What you should do: Reproduce all the entries exactly and keep the pictures out.

┄┄┄┄┄┄

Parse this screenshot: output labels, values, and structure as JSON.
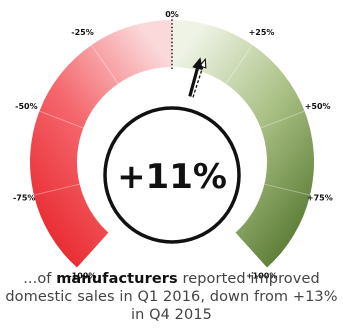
{
  "chart_data": {
    "type": "gauge",
    "value": 11,
    "previous_value": 13,
    "value_label": "+11%",
    "range": [
      -100,
      100
    ],
    "tick_labels": [
      "-100%",
      "-75%",
      "-50%",
      "-25%",
      "0%",
      "+25%",
      "+50%",
      "+75%",
      "+100%"
    ],
    "tick_values": [
      -100,
      -75,
      -50,
      -25,
      0,
      25,
      50,
      75,
      100
    ],
    "negative_colors": [
      "#e5191f",
      "#f4676d",
      "#fbd3d4"
    ],
    "positive_colors": [
      "#e9f0dc",
      "#a9c084",
      "#4a6d23"
    ]
  },
  "caption": {
    "prefix": "...of ",
    "bold": "manufacturers",
    "suffix": " reported improved domestic sales in Q1 2016, down from +13% in Q4 2015"
  }
}
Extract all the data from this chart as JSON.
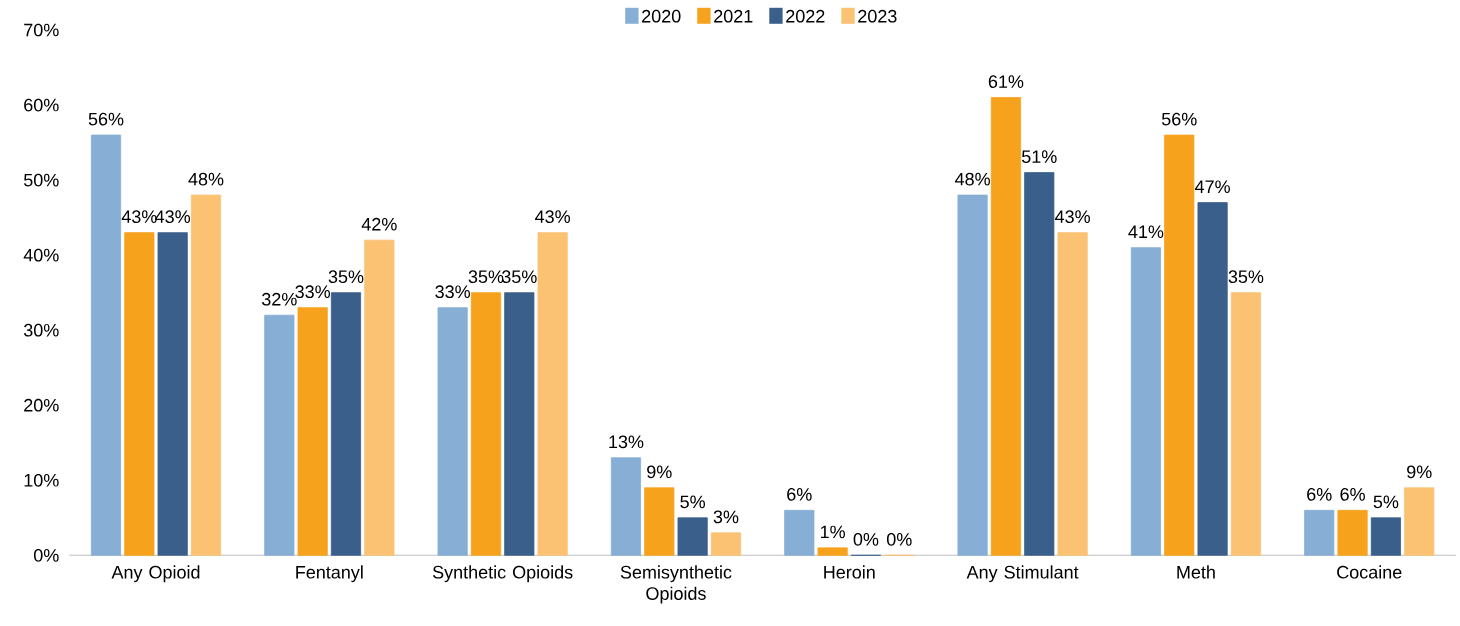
{
  "chart_data": {
    "type": "bar",
    "categories": [
      "Any Opioid",
      "Fentanyl",
      "Synthetic Opioids",
      "Semisynthetic Opioids",
      "Heroin",
      "Any Stimulant",
      "Meth",
      "Cocaine"
    ],
    "series": [
      {
        "name": "2020",
        "color": "#87aed4",
        "values": [
          56,
          32,
          33,
          13,
          6,
          48,
          41,
          6
        ],
        "value_labels": [
          "56%",
          "32%",
          "33%",
          "13%",
          "6%",
          "48%",
          "41%",
          "6%"
        ]
      },
      {
        "name": "2021",
        "color": "#f7a21d",
        "values": [
          43,
          33,
          35,
          9,
          1,
          61,
          56,
          6
        ],
        "value_labels": [
          "43%",
          "33%",
          "35%",
          "9%",
          "1%",
          "61%",
          "56%",
          "6%"
        ]
      },
      {
        "name": "2022",
        "color": "#3a5f8a",
        "values": [
          43,
          35,
          35,
          5,
          0,
          51,
          47,
          5
        ],
        "value_labels": [
          "43%",
          "35%",
          "35%",
          "5%",
          "0%",
          "51%",
          "47%",
          "5%"
        ]
      },
      {
        "name": "2023",
        "color": "#fbc273",
        "values": [
          48,
          42,
          43,
          3,
          0,
          43,
          35,
          9
        ],
        "value_labels": [
          "48%",
          "42%",
          "43%",
          "3%",
          "0%",
          "43%",
          "35%",
          "9%"
        ]
      }
    ],
    "ylim": [
      0,
      70
    ],
    "yticks": [
      {
        "value": 0,
        "label": "0%"
      },
      {
        "value": 10,
        "label": "10%"
      },
      {
        "value": 20,
        "label": "20%"
      },
      {
        "value": 30,
        "label": "30%"
      },
      {
        "value": 40,
        "label": "40%"
      },
      {
        "value": 50,
        "label": "50%"
      },
      {
        "value": 60,
        "label": "60%"
      },
      {
        "value": 70,
        "label": "70%"
      }
    ],
    "grid": false,
    "legend": "top"
  }
}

┄┄┄┄┄┄

Worked answer:
Parse this screenshot: output labels, values, and structure as JSON.
{
  "chart_data": {
    "type": "gauge",
    "value": 11,
    "previous_value": 13,
    "value_label": "+11%",
    "range": [
      -100,
      100
    ],
    "tick_labels": [
      "-100%",
      "-75%",
      "-50%",
      "-25%",
      "0%",
      "+25%",
      "+50%",
      "+75%",
      "+100%"
    ],
    "tick_values": [
      -100,
      -75,
      -50,
      -25,
      0,
      25,
      50,
      75,
      100
    ],
    "negative_colors": [
      "#e5191f",
      "#f4676d",
      "#fbd3d4"
    ],
    "positive_colors": [
      "#e9f0dc",
      "#a9c084",
      "#4a6d23"
    ]
  },
  "caption": {
    "prefix": "...of ",
    "bold": "manufacturers",
    "suffix": " reported improved domestic sales in Q1 2016, down from +13% in Q4 2015"
  }
}
Extract all the data from this chart as JSON.
{
  "chart_data": {
    "type": "bar",
    "categories": [
      "Any Opioid",
      "Fentanyl",
      "Synthetic Opioids",
      "Semisynthetic Opioids",
      "Heroin",
      "Any Stimulant",
      "Meth",
      "Cocaine"
    ],
    "series": [
      {
        "name": "2020",
        "color": "#87aed4",
        "values": [
          56,
          32,
          33,
          13,
          6,
          48,
          41,
          6
        ],
        "value_labels": [
          "56%",
          "32%",
          "33%",
          "13%",
          "6%",
          "48%",
          "41%",
          "6%"
        ]
      },
      {
        "name": "2021",
        "color": "#f7a21d",
        "values": [
          43,
          33,
          35,
          9,
          1,
          61,
          56,
          6
        ],
        "value_labels": [
          "43%",
          "33%",
          "35%",
          "9%",
          "1%",
          "61%",
          "56%",
          "6%"
        ]
      },
      {
        "name": "2022",
        "color": "#3a5f8a",
        "values": [
          43,
          35,
          35,
          5,
          0,
          51,
          47,
          5
        ],
        "value_labels": [
          "43%",
          "35%",
          "35%",
          "5%",
          "0%",
          "51%",
          "47%",
          "5%"
        ]
      },
      {
        "name": "2023",
        "color": "#fbc273",
        "values": [
          48,
          42,
          43,
          3,
          0,
          43,
          35,
          9
        ],
        "value_labels": [
          "48%",
          "42%",
          "43%",
          "3%",
          "0%",
          "43%",
          "35%",
          "9%"
        ]
      }
    ],
    "ylim": [
      0,
      70
    ],
    "yticks": [
      {
        "value": 0,
        "label": "0%"
      },
      {
        "value": 10,
        "label": "10%"
      },
      {
        "value": 20,
        "label": "20%"
      },
      {
        "value": 30,
        "label": "30%"
      },
      {
        "value": 40,
        "label": "40%"
      },
      {
        "value": 50,
        "label": "50%"
      },
      {
        "value": 60,
        "label": "60%"
      },
      {
        "value": 70,
        "label": "70%"
      }
    ],
    "grid": false,
    "legend": "top"
  }
}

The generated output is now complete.